>>>>

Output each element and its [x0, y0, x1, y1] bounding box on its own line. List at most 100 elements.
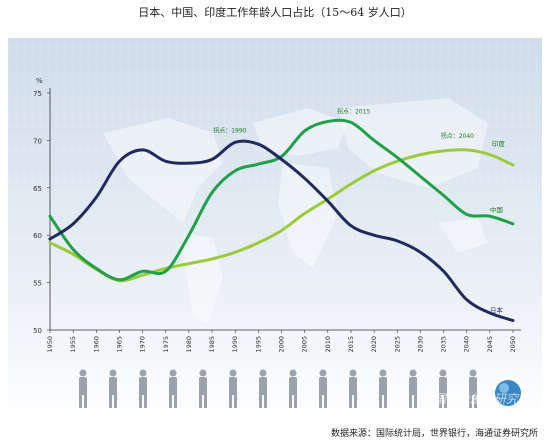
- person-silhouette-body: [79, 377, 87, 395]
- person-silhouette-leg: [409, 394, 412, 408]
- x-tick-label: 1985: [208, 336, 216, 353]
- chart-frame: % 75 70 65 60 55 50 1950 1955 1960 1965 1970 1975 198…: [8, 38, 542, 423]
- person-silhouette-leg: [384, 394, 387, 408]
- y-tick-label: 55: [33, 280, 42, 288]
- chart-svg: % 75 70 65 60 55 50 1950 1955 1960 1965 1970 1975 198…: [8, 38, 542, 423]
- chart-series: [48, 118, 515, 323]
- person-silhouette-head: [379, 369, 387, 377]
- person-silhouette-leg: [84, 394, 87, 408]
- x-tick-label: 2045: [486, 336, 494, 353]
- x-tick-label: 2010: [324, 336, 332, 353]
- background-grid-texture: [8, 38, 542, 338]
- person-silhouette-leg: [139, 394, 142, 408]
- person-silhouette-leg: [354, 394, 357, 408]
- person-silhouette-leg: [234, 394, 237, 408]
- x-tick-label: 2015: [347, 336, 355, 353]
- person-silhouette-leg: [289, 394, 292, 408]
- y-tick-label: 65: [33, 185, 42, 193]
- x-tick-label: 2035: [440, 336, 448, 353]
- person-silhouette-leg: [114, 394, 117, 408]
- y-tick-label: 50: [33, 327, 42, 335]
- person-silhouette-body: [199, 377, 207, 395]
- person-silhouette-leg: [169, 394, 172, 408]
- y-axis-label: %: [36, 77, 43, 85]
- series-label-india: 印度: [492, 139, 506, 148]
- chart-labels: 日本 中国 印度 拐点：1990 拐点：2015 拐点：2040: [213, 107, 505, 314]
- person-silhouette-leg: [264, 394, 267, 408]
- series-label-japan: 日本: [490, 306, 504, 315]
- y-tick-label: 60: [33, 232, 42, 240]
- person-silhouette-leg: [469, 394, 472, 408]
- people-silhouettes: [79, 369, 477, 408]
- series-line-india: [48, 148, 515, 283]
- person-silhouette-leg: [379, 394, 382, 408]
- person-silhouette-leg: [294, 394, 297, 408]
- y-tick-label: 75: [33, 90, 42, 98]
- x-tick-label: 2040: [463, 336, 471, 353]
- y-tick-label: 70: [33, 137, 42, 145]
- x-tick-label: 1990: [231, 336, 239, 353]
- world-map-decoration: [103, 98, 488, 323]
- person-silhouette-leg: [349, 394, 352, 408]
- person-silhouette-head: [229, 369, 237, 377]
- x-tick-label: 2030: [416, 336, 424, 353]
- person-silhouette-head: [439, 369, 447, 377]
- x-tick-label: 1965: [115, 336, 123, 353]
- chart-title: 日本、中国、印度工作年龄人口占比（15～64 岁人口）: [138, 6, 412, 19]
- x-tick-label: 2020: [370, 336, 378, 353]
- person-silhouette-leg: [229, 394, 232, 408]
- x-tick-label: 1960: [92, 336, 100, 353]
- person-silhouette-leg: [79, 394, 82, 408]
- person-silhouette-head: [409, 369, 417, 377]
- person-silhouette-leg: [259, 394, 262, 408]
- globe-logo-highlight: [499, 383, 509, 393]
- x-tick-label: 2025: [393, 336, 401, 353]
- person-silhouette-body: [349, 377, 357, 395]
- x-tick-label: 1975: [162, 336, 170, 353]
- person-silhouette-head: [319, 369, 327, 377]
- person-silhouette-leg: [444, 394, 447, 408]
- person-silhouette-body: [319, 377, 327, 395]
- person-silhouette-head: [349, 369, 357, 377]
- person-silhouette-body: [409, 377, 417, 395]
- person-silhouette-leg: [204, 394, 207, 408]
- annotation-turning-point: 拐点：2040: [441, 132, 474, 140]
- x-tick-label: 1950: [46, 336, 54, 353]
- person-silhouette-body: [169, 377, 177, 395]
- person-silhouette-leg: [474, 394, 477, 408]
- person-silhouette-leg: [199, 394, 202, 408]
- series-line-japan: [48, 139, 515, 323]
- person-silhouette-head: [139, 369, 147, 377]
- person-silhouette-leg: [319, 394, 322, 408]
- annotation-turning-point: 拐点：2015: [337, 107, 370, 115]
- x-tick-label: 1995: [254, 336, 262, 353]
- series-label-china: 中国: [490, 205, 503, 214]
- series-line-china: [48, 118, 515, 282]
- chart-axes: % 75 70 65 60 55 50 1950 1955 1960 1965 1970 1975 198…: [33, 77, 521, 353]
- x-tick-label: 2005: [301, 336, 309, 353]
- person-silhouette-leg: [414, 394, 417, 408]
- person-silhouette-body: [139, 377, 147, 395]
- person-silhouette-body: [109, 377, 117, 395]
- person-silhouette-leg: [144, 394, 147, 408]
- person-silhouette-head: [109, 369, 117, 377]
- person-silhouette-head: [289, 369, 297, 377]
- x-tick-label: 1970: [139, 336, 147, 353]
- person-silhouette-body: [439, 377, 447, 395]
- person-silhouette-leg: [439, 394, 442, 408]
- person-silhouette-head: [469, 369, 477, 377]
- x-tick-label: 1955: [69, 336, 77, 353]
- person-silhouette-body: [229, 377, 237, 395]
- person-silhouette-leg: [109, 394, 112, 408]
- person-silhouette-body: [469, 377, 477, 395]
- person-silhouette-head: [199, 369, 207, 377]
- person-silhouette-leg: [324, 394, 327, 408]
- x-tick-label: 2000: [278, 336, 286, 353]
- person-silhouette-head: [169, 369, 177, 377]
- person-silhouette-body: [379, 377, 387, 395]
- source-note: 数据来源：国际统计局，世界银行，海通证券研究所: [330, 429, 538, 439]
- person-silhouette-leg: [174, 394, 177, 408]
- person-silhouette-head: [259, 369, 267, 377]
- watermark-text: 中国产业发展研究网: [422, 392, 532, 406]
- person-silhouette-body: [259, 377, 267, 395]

<<<<
>>>>

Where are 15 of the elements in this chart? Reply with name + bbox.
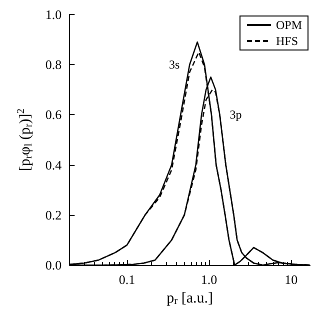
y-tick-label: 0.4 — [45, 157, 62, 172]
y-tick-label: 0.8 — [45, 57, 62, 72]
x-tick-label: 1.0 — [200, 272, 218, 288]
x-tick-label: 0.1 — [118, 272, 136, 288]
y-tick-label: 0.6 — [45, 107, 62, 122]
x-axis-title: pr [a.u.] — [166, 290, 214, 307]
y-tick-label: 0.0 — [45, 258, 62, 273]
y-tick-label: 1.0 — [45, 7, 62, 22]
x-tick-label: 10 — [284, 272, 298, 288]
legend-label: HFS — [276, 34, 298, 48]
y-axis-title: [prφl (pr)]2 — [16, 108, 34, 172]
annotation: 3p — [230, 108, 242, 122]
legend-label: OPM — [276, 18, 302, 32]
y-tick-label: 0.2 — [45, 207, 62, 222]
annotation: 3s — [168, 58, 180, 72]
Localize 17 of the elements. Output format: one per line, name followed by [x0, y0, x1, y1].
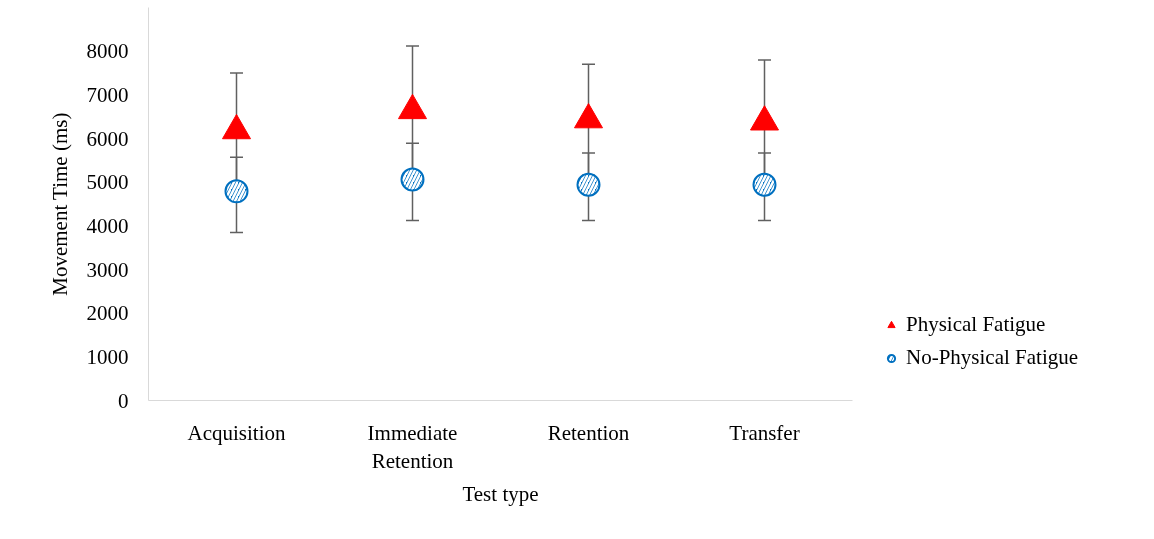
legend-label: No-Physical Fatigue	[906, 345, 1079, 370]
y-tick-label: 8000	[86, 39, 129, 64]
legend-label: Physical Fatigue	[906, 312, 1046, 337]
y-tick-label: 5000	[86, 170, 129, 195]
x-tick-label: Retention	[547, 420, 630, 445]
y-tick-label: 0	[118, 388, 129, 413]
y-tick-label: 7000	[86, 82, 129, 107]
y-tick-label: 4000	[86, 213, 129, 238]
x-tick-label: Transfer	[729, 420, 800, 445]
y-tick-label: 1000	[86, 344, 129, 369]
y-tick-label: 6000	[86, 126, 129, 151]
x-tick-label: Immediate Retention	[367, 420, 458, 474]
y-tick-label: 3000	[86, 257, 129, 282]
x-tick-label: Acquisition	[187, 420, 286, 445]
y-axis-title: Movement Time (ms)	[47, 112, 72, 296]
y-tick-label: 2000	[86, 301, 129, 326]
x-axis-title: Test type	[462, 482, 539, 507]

<<<<

Rename "person-silhouette-leg" to "person-silhouette-limb" in the stretch of records from the line containing "- person-silhouette-body: [79, 377, 87, 395]" through the line containing "- person-silhouette-head: [379, 369, 387, 377]". Reproduce only those lines, with all else unchanged.

- person-silhouette-body: [79, 377, 87, 395]
- person-silhouette-limb: [409, 394, 412, 408]
- x-tick-label: 1985: [208, 336, 216, 353]
- chart-frame: % 75 70 65 60 55 50 1950 1955 1960 1965 1970 1975 198…: [8, 38, 542, 423]
- person-silhouette-limb: [384, 394, 387, 408]
- y-tick-label: 55: [33, 280, 42, 288]
- chart-svg: % 75 70 65 60 55 50 1950 1955 1960 1965 1970 1975 198…: [8, 38, 542, 423]
- chart-series: [48, 118, 515, 323]
- person-silhouette-head: [379, 369, 387, 377]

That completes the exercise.